*Exercise:*
Count how many lines mention the word "Good". Write that number alone.

Data records:

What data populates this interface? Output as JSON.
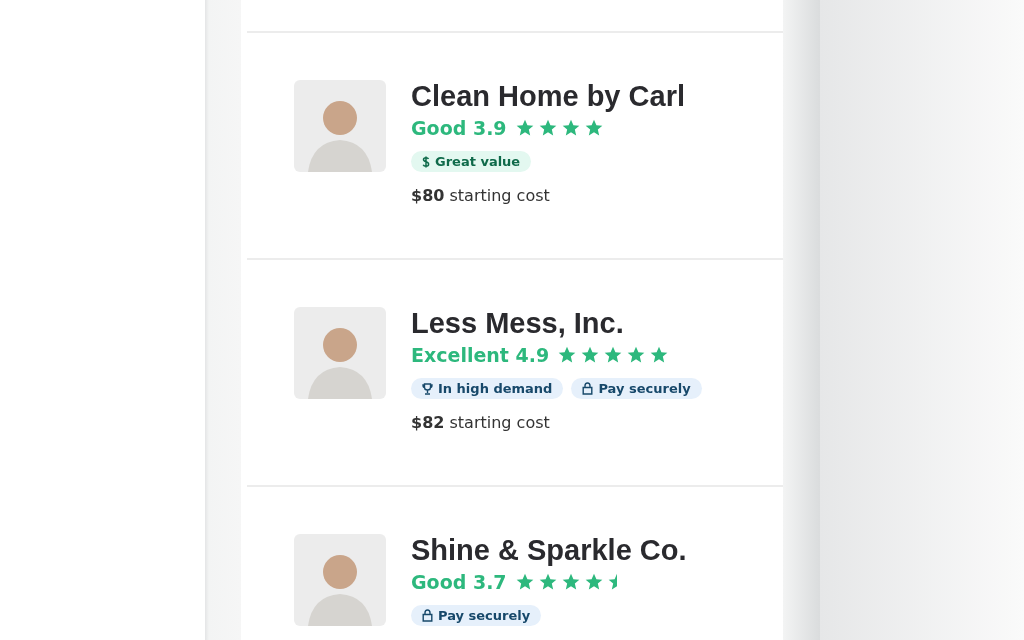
{
  "listings": [
    {
      "name": "Clean Home by Carl",
      "rating_label": "Good 3.9",
      "stars": 4,
      "badges": [
        {
          "kind": "value",
          "label": "Great value"
        }
      ],
      "price": "$80",
      "price_note": "starting cost"
    },
    {
      "name": "Less Mess, Inc.",
      "rating_label": "Excellent 4.9",
      "stars": 5,
      "badges": [
        {
          "kind": "demand",
          "label": "In high demand"
        },
        {
          "kind": "secure",
          "label": "Pay securely"
        }
      ],
      "price": "$82",
      "price_note": "starting cost"
    },
    {
      "name": "Shine & Sparkle Co.",
      "rating_label": "Good 3.7",
      "stars": 4.5,
      "badges": [
        {
          "kind": "secure",
          "label": "Pay securely"
        }
      ]
    }
  ]
}
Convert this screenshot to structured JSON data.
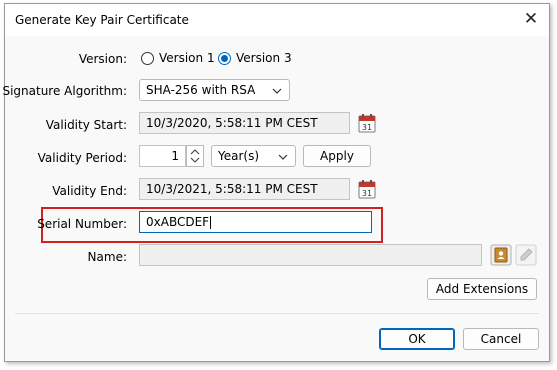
{
  "dialog": {
    "title": "Generate Key Pair Certificate",
    "close_icon": "close-icon"
  },
  "version": {
    "label": "Version:",
    "options": [
      "Version 1",
      "Version 3"
    ],
    "selected": "Version 3"
  },
  "signature": {
    "label": "Signature Algorithm:",
    "value": "SHA-256 with RSA"
  },
  "validity_start": {
    "label": "Validity Start:",
    "value": "10/3/2020, 5:58:11 PM CEST",
    "icon": "calendar-icon"
  },
  "validity_period": {
    "label": "Validity Period:",
    "value": "1",
    "unit": "Year(s)",
    "apply_label": "Apply"
  },
  "validity_end": {
    "label": "Validity End:",
    "value": "10/3/2021, 5:58:11 PM CEST",
    "icon": "calendar-icon"
  },
  "serial": {
    "label": "Serial Number:",
    "value": "0xABCDEF"
  },
  "name": {
    "label": "Name:",
    "value": "",
    "address_book_icon": "address-book-icon",
    "edit_icon": "pencil-icon"
  },
  "buttons": {
    "add_extensions": "Add Extensions",
    "ok": "OK",
    "cancel": "Cancel"
  },
  "colors": {
    "accent": "#0067c0",
    "highlight": "#d32020"
  }
}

*Task answer:*
2